*Instruction*. Retype the records that come next, word for word.

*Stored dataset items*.
▼
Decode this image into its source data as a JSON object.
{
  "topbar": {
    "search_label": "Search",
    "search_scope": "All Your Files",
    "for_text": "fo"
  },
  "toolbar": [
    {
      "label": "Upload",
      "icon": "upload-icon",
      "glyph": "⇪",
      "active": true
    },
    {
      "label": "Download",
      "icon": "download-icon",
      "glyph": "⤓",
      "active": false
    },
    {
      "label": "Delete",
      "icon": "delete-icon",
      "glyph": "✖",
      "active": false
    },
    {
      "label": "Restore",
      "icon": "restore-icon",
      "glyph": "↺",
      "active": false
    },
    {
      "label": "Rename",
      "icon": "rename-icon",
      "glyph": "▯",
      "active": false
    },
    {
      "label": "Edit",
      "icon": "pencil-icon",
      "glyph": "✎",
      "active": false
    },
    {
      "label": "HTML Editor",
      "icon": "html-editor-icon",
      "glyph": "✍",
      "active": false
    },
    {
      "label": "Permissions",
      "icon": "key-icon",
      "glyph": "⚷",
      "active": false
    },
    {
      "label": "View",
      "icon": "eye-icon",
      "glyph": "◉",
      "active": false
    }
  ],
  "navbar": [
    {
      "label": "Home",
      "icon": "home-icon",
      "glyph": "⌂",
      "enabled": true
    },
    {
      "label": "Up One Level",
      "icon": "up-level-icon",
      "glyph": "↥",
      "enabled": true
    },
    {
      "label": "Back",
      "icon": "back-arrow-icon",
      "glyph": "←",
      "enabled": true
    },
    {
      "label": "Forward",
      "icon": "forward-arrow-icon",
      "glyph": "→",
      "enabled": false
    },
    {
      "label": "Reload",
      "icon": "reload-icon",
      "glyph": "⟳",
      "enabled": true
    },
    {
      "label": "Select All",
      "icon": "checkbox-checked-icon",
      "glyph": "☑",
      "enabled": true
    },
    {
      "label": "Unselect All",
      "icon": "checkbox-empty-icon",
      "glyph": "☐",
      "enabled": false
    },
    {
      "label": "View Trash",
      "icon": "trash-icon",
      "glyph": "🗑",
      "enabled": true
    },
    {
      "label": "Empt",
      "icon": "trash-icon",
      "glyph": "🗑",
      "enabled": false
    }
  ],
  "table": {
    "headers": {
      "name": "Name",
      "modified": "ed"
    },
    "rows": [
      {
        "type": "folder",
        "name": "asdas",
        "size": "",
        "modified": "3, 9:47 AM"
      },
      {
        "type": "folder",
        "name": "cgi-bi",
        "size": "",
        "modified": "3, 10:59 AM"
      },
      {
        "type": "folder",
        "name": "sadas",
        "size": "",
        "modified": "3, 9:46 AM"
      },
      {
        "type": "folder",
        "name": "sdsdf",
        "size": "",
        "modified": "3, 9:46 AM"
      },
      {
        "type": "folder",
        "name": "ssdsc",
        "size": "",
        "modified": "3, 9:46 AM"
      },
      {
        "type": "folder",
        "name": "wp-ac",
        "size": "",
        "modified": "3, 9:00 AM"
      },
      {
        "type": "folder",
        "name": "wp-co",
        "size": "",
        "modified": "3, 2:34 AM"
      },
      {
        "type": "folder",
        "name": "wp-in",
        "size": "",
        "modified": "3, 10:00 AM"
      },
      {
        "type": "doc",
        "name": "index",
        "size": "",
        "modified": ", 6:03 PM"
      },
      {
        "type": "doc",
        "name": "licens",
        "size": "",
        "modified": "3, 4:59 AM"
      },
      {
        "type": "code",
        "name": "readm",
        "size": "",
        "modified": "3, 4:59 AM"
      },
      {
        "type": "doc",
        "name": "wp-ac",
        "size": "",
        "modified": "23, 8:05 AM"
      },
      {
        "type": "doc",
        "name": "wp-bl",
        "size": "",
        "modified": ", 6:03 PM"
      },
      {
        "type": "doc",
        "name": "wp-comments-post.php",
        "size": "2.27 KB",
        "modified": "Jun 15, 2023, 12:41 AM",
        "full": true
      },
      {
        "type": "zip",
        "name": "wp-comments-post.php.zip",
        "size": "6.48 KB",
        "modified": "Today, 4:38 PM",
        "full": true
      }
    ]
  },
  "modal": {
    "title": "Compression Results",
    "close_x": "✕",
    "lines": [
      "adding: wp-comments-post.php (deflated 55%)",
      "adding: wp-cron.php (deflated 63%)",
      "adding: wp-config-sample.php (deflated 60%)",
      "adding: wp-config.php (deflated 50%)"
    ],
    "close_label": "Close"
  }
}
▲
*Exercise result*.
Decode this image into its source data as a JSON object.
{
  "topbar": {
    "search_label": "Search",
    "search_scope": "All Your Files",
    "for_text": "fo"
  },
  "toolbar": [
    {
      "label": "Upload",
      "icon": "upload-icon",
      "glyph": "⇪",
      "active": true
    },
    {
      "label": "Download",
      "icon": "download-icon",
      "glyph": "⤓",
      "active": false
    },
    {
      "label": "Delete",
      "icon": "delete-icon",
      "glyph": "✖",
      "active": false
    },
    {
      "label": "Restore",
      "icon": "restore-icon",
      "glyph": "↺",
      "active": false
    },
    {
      "label": "Rename",
      "icon": "rename-icon",
      "glyph": "▯",
      "active": false
    },
    {
      "label": "Edit",
      "icon": "pencil-icon",
      "glyph": "✎",
      "active": false
    },
    {
      "label": "HTML Editor",
      "icon": "html-editor-icon",
      "glyph": "✍",
      "active": false
    },
    {
      "label": "Permissions",
      "icon": "key-icon",
      "glyph": "⚷",
      "active": false
    },
    {
      "label": "View",
      "icon": "eye-icon",
      "glyph": "◉",
      "active": false
    }
  ],
  "navbar": [
    {
      "label": "Home",
      "icon": "home-icon",
      "glyph": "⌂",
      "enabled": true
    },
    {
      "label": "Up One Level",
      "icon": "up-level-icon",
      "glyph": "↥",
      "enabled": true
    },
    {
      "label": "Back",
      "icon": "back-arrow-icon",
      "glyph": "←",
      "enabled": true
    },
    {
      "label": "Forward",
      "icon": "forward-arrow-icon",
      "glyph": "→",
      "enabled": false
    },
    {
      "label": "Reload",
      "icon": "reload-icon",
      "glyph": "⟳",
      "enabled": true
    },
    {
      "label": "Select All",
      "icon": "checkbox-checked-icon",
      "glyph": "☑",
      "enabled": true
    },
    {
      "label": "Unselect All",
      "icon": "checkbox-empty-icon",
      "glyph": "☐",
      "enabled": false
    },
    {
      "label": "View Trash",
      "icon": "trash-icon",
      "glyph": "🗑",
      "enabled": true
    },
    {
      "label": "Empt",
      "icon": "trash-icon",
      "glyph": "🗑",
      "enabled": false
    }
  ],
  "table": {
    "headers": {
      "name": "Name",
      "modified": "ed"
    },
    "rows": [
      {
        "type": "folder",
        "name": "asdas",
        "size": "",
        "modified": "3, 9:47 AM"
      },
      {
        "type": "folder",
        "name": "cgi-bi",
        "size": "",
        "modified": "3, 10:59 AM"
      },
      {
        "type": "folder",
        "name": "sadas",
        "size": "",
        "modified": "3, 9:46 AM"
      },
      {
        "type": "folder",
        "name": "sdsdf",
        "size": "",
        "modified": "3, 9:46 AM"
      },
      {
        "type": "folder",
        "name": "ssdsc",
        "size": "",
        "modified": "3, 9:46 AM"
      },
      {
        "type": "folder",
        "name": "wp-ac",
        "size": "",
        "modified": "3, 9:00 AM"
      },
      {
        "type": "folder",
        "name": "wp-co",
        "size": "",
        "modified": "3, 2:34 AM"
      },
      {
        "type": "folder",
        "name": "wp-in",
        "size": "",
        "modified": "3, 10:00 AM"
      },
      {
        "type": "doc",
        "name": "index",
        "size": "",
        "modified": ", 6:03 PM"
      },
      {
        "type": "doc",
        "name": "licens",
        "size": "",
        "modified": "3, 4:59 AM"
      },
      {
        "type": "code",
        "name": "readm",
        "size": "",
        "modified": "3, 4:59 AM"
      },
      {
        "type": "doc",
        "name": "wp-ac",
        "size": "",
        "modified": "23, 8:05 AM"
      },
      {
        "type": "doc",
        "name": "wp-bl",
        "size": "",
        "modified": ", 6:03 PM"
      },
      {
        "type": "doc",
        "name": "wp-comments-post.php",
        "size": "2.27 KB",
        "modified": "Jun 15, 2023, 12:41 AM",
        "full": true
      },
      {
        "type": "zip",
        "name": "wp-comments-post.php.zip",
        "size": "6.48 KB",
        "modified": "Today, 4:38 PM",
        "full": true
      }
    ]
  },
  "modal": {
    "title": "Compression Results",
    "close_x": "✕",
    "lines": [
      "adding: wp-comments-post.php (deflated 55%)",
      "adding: wp-cron.php (deflated 63%)",
      "adding: wp-config-sample.php (deflated 60%)",
      "adding: wp-config.php (deflated 50%)"
    ],
    "close_label": "Close"
  }
}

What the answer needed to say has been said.